DATA SHOWN:
-- -- --
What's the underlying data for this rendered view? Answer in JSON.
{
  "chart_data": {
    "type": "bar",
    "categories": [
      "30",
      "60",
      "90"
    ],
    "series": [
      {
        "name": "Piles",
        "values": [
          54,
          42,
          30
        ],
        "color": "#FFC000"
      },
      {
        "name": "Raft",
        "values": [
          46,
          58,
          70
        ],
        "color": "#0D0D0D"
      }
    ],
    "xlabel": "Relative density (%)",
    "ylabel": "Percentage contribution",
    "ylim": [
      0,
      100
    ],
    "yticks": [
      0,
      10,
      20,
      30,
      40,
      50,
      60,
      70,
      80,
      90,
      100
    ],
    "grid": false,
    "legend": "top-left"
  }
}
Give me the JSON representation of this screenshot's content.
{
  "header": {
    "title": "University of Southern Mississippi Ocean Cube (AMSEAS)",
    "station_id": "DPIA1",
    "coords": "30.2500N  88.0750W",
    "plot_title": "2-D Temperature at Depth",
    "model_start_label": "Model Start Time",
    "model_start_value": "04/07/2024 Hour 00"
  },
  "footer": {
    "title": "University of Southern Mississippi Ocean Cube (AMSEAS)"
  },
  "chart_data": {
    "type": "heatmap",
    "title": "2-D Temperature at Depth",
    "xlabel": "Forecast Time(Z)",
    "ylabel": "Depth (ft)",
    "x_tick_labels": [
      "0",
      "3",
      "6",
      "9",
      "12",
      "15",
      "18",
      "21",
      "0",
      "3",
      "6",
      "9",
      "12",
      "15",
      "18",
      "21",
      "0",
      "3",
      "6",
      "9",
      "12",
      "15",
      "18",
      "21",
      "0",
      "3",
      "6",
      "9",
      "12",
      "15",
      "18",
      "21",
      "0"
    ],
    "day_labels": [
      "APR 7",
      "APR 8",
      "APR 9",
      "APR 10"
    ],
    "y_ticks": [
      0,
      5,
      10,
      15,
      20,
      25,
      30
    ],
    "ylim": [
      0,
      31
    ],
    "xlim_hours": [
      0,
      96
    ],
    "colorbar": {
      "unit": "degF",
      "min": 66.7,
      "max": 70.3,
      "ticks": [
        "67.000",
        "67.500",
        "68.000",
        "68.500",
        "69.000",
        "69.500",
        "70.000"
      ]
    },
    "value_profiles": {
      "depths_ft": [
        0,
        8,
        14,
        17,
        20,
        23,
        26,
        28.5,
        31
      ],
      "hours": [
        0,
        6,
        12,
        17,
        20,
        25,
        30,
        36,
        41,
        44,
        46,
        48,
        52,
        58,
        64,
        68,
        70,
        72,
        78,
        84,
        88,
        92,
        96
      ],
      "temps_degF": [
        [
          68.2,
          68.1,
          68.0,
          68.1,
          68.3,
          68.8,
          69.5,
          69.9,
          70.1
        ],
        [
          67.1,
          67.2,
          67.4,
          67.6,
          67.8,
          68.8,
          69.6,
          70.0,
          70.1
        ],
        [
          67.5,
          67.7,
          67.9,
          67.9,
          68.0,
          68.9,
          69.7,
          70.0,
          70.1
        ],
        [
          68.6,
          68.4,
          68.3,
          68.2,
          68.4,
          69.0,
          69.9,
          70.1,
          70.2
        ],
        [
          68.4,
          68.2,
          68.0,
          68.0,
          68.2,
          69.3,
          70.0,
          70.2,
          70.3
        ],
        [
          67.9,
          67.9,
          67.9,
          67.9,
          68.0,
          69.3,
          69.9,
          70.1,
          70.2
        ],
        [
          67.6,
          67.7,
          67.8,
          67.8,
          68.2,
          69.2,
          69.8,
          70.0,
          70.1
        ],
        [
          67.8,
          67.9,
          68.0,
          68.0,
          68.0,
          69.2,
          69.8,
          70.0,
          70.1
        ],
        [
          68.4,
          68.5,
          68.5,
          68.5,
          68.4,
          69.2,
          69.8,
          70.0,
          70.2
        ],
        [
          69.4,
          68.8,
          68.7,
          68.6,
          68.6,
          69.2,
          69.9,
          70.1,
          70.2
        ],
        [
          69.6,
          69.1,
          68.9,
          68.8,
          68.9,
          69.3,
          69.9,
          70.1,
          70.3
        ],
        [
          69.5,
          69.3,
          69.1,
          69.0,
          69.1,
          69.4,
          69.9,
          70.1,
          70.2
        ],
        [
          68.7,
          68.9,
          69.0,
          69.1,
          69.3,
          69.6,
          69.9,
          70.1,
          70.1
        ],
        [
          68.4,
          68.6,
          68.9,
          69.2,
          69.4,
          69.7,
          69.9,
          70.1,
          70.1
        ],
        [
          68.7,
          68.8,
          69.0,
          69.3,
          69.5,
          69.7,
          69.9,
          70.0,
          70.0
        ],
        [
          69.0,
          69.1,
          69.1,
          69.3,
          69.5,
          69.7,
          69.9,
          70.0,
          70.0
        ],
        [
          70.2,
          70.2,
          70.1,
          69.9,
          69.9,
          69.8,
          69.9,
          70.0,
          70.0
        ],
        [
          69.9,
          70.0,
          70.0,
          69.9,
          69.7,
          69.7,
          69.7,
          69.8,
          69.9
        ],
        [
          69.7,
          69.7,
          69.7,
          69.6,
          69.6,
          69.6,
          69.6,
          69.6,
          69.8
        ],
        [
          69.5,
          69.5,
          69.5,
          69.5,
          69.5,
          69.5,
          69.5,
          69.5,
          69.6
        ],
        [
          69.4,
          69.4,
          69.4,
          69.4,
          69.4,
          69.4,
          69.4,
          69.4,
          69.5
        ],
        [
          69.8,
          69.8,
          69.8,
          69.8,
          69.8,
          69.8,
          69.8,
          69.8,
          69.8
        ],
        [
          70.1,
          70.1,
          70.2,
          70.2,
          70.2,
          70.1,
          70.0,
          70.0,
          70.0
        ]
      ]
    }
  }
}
-- -- --
EXERCISE GOAL: Output each entry precisely as given.

ANSWER TO THIS TASK:
What's the underlying data for this rendered view? Answer in JSON.
{
  "chart_data": {
    "type": "bar",
    "categories": [
      "30",
      "60",
      "90"
    ],
    "series": [
      {
        "name": "Piles",
        "values": [
          54,
          42,
          30
        ],
        "color": "#FFC000"
      },
      {
        "name": "Raft",
        "values": [
          46,
          58,
          70
        ],
        "color": "#0D0D0D"
      }
    ],
    "xlabel": "Relative density (%)",
    "ylabel": "Percentage contribution",
    "ylim": [
      0,
      100
    ],
    "yticks": [
      0,
      10,
      20,
      30,
      40,
      50,
      60,
      70,
      80,
      90,
      100
    ],
    "grid": false,
    "legend": "top-left"
  }
}
Give me the JSON representation of this screenshot's content.
{
  "header": {
    "title": "University of Southern Mississippi Ocean Cube (AMSEAS)",
    "station_id": "DPIA1",
    "coords": "30.2500N  88.0750W",
    "plot_title": "2-D Temperature at Depth",
    "model_start_label": "Model Start Time",
    "model_start_value": "04/07/2024 Hour 00"
  },
  "footer": {
    "title": "University of Southern Mississippi Ocean Cube (AMSEAS)"
  },
  "chart_data": {
    "type": "heatmap",
    "title": "2-D Temperature at Depth",
    "xlabel": "Forecast Time(Z)",
    "ylabel": "Depth (ft)",
    "x_tick_labels": [
      "0",
      "3",
      "6",
      "9",
      "12",
      "15",
      "18",
      "21",
      "0",
      "3",
      "6",
      "9",
      "12",
      "15",
      "18",
      "21",
      "0",
      "3",
      "6",
      "9",
      "12",
      "15",
      "18",
      "21",
      "0",
      "3",
      "6",
      "9",
      "12",
      "15",
      "18",
      "21",
      "0"
    ],
    "day_labels": [
      "APR 7",
      "APR 8",
      "APR 9",
      "APR 10"
    ],
    "y_ticks": [
      0,
      5,
      10,
      15,
      20,
      25,
      30
    ],
    "ylim": [
      0,
      31
    ],
    "xlim_hours": [
      0,
      96
    ],
    "colorbar": {
      "unit": "degF",
      "min": 66.7,
      "max": 70.3,
      "ticks": [
        "67.000",
        "67.500",
        "68.000",
        "68.500",
        "69.000",
        "69.500",
        "70.000"
      ]
    },
    "value_profiles": {
      "depths_ft": [
        0,
        8,
        14,
        17,
        20,
        23,
        26,
        28.5,
        31
      ],
      "hours": [
        0,
        6,
        12,
        17,
        20,
        25,
        30,
        36,
        41,
        44,
        46,
        48,
        52,
        58,
        64,
        68,
        70,
        72,
        78,
        84,
        88,
        92,
        96
      ],
      "temps_degF": [
        [
          68.2,
          68.1,
          68.0,
          68.1,
          68.3,
          68.8,
          69.5,
          69.9,
          70.1
        ],
        [
          67.1,
          67.2,
          67.4,
          67.6,
          67.8,
          68.8,
          69.6,
          70.0,
          70.1
        ],
        [
          67.5,
          67.7,
          67.9,
          67.9,
          68.0,
          68.9,
          69.7,
          70.0,
          70.1
        ],
        [
          68.6,
          68.4,
          68.3,
          68.2,
          68.4,
          69.0,
          69.9,
          70.1,
          70.2
        ],
        [
          68.4,
          68.2,
          68.0,
          68.0,
          68.2,
          69.3,
          70.0,
          70.2,
          70.3
        ],
        [
          67.9,
          67.9,
          67.9,
          67.9,
          68.0,
          69.3,
          69.9,
          70.1,
          70.2
        ],
        [
          67.6,
          67.7,
          67.8,
          67.8,
          68.2,
          69.2,
          69.8,
          70.0,
          70.1
        ],
        [
          67.8,
          67.9,
          68.0,
          68.0,
          68.0,
          69.2,
          69.8,
          70.0,
          70.1
        ],
        [
          68.4,
          68.5,
          68.5,
          68.5,
          68.4,
          69.2,
          69.8,
          70.0,
          70.2
        ],
        [
          69.4,
          68.8,
          68.7,
          68.6,
          68.6,
          69.2,
          69.9,
          70.1,
          70.2
        ],
        [
          69.6,
          69.1,
          68.9,
          68.8,
          68.9,
          69.3,
          69.9,
          70.1,
          70.3
        ],
        [
          69.5,
          69.3,
          69.1,
          69.0,
          69.1,
          69.4,
          69.9,
          70.1,
          70.2
        ],
        [
          68.7,
          68.9,
          69.0,
          69.1,
          69.3,
          69.6,
          69.9,
          70.1,
          70.1
        ],
        [
          68.4,
          68.6,
          68.9,
          69.2,
          69.4,
          69.7,
          69.9,
          70.1,
          70.1
        ],
        [
          68.7,
          68.8,
          69.0,
          69.3,
          69.5,
          69.7,
          69.9,
          70.0,
          70.0
        ],
        [
          69.0,
          69.1,
          69.1,
          69.3,
          69.5,
          69.7,
          69.9,
          70.0,
          70.0
        ],
        [
          70.2,
          70.2,
          70.1,
          69.9,
          69.9,
          69.8,
          69.9,
          70.0,
          70.0
        ],
        [
          69.9,
          70.0,
          70.0,
          69.9,
          69.7,
          69.7,
          69.7,
          69.8,
          69.9
        ],
        [
          69.7,
          69.7,
          69.7,
          69.6,
          69.6,
          69.6,
          69.6,
          69.6,
          69.8
        ],
        [
          69.5,
          69.5,
          69.5,
          69.5,
          69.5,
          69.5,
          69.5,
          69.5,
          69.6
        ],
        [
          69.4,
          69.4,
          69.4,
          69.4,
          69.4,
          69.4,
          69.4,
          69.4,
          69.5
        ],
        [
          69.8,
          69.8,
          69.8,
          69.8,
          69.8,
          69.8,
          69.8,
          69.8,
          69.8
        ],
        [
          70.1,
          70.1,
          70.2,
          70.2,
          70.2,
          70.1,
          70.0,
          70.0,
          70.0
        ]
      ]
    }
  }
}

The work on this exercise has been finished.